Given data

----------------------------------------

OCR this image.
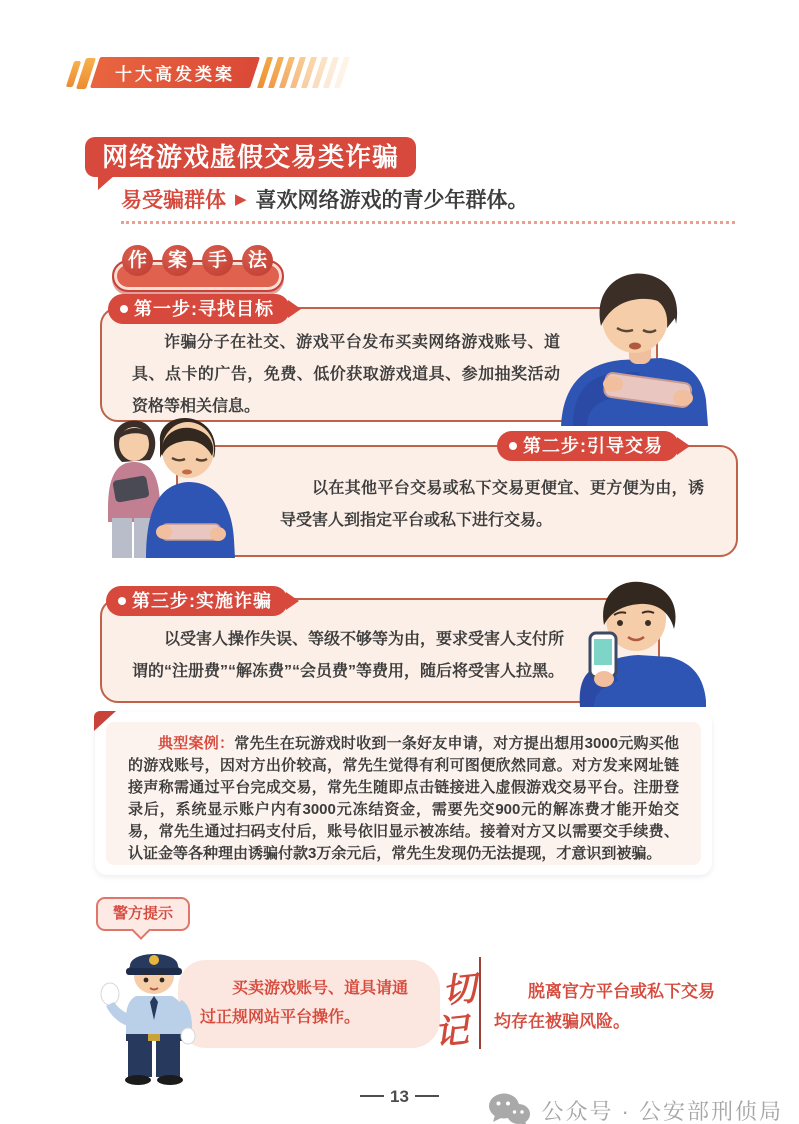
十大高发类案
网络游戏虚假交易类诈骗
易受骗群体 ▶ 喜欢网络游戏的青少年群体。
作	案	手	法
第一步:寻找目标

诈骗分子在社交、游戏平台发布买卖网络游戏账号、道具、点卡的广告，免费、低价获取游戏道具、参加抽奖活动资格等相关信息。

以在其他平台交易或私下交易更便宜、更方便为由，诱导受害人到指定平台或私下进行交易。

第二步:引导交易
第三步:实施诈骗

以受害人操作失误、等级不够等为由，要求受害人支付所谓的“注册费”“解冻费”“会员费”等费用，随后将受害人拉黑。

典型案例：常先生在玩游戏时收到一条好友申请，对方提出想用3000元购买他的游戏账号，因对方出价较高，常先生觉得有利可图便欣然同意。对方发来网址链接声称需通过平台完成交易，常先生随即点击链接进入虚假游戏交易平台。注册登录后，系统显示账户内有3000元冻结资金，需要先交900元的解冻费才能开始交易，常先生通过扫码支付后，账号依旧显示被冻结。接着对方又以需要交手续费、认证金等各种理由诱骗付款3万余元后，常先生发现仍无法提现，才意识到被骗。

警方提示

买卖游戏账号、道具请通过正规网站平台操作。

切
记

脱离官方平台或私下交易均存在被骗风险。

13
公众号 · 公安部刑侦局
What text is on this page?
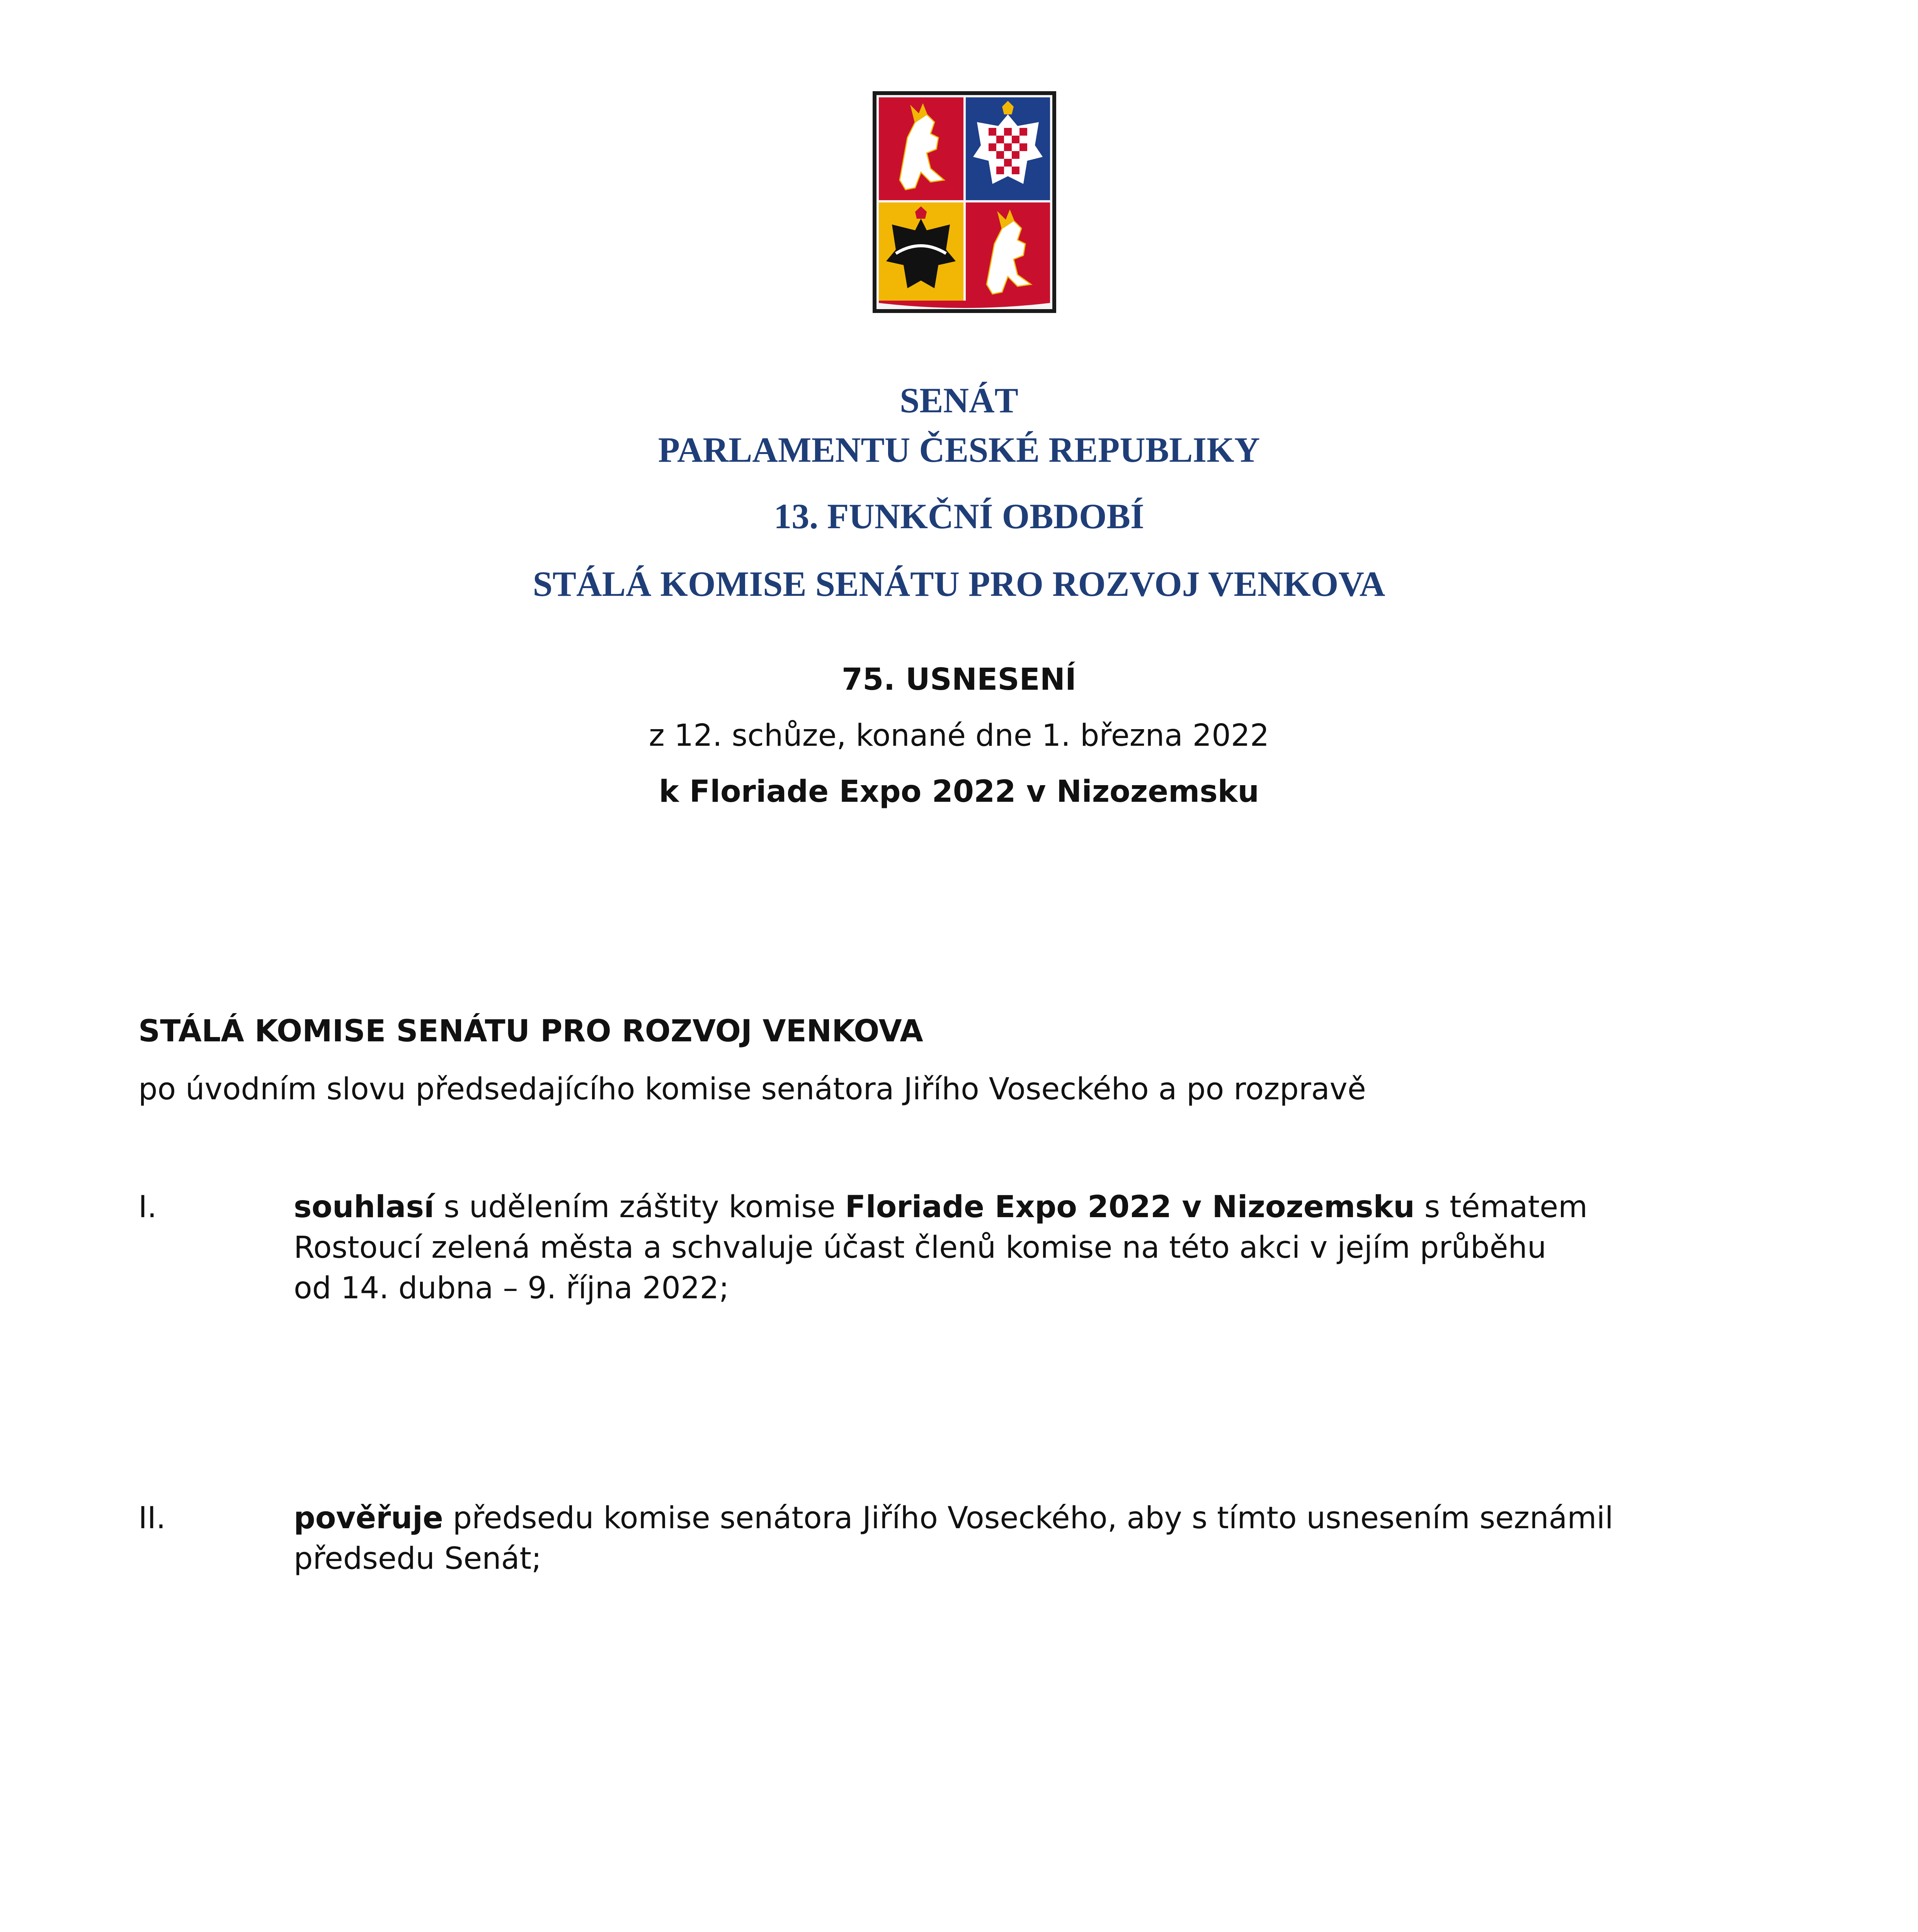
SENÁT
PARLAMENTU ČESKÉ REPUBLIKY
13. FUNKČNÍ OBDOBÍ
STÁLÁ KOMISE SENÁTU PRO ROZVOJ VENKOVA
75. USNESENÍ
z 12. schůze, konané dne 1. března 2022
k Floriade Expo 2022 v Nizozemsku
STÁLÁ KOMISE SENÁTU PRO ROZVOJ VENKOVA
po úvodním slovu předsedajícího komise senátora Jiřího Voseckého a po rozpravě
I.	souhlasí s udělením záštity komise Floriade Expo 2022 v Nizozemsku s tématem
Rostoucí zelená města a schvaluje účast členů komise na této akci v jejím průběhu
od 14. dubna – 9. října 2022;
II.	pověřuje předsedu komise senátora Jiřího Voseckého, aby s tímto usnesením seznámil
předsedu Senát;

----------------------------------------

What you need to do
Reproduce all of the material above word for word. Omit the pictures.

Written response
OCR this image.
十大高发类案
网络游戏虚假交易类诈骗
易受骗群体 ▶ 喜欢网络游戏的青少年群体。
作	案	手	法
第一步:寻找目标

诈骗分子在社交、游戏平台发布买卖网络游戏账号、道具、点卡的广告，免费、低价获取游戏道具、参加抽奖活动资格等相关信息。

以在其他平台交易或私下交易更便宜、更方便为由，诱导受害人到指定平台或私下进行交易。

第二步:引导交易
第三步:实施诈骗

以受害人操作失误、等级不够等为由，要求受害人支付所谓的“注册费”“解冻费”“会员费”等费用，随后将受害人拉黑。

典型案例：常先生在玩游戏时收到一条好友申请，对方提出想用3000元购买他的游戏账号，因对方出价较高，常先生觉得有利可图便欣然同意。对方发来网址链接声称需通过平台完成交易，常先生随即点击链接进入虚假游戏交易平台。注册登录后，系统显示账户内有3000元冻结资金，需要先交900元的解冻费才能开始交易，常先生通过扫码支付后，账号依旧显示被冻结。接着对方又以需要交手续费、认证金等各种理由诱骗付款3万余元后，常先生发现仍无法提现，才意识到被骗。

警方提示

买卖游戏账号、道具请通过正规网站平台操作。

切
记

脱离官方平台或私下交易均存在被骗风险。

13
公众号 · 公安部刑侦局
What text is on this page?
SENÁT
PARLAMENTU ČESKÉ REPUBLIKY
13. FUNKČNÍ OBDOBÍ
STÁLÁ KOMISE SENÁTU PRO ROZVOJ VENKOVA
75. USNESENÍ
z 12. schůze, konané dne 1. března 2022
k Floriade Expo 2022 v Nizozemsku
STÁLÁ KOMISE SENÁTU PRO ROZVOJ VENKOVA
po úvodním slovu předsedajícího komise senátora Jiřího Voseckého a po rozpravě
I.	souhlasí s udělením záštity komise Floriade Expo 2022 v Nizozemsku s tématem
Rostoucí zelená města a schvaluje účast členů komise na této akci v jejím průběhu
od 14. dubna – 9. října 2022;
II.	pověřuje předsedu komise senátora Jiřího Voseckého, aby s tímto usnesením seznámil
předsedu Senát;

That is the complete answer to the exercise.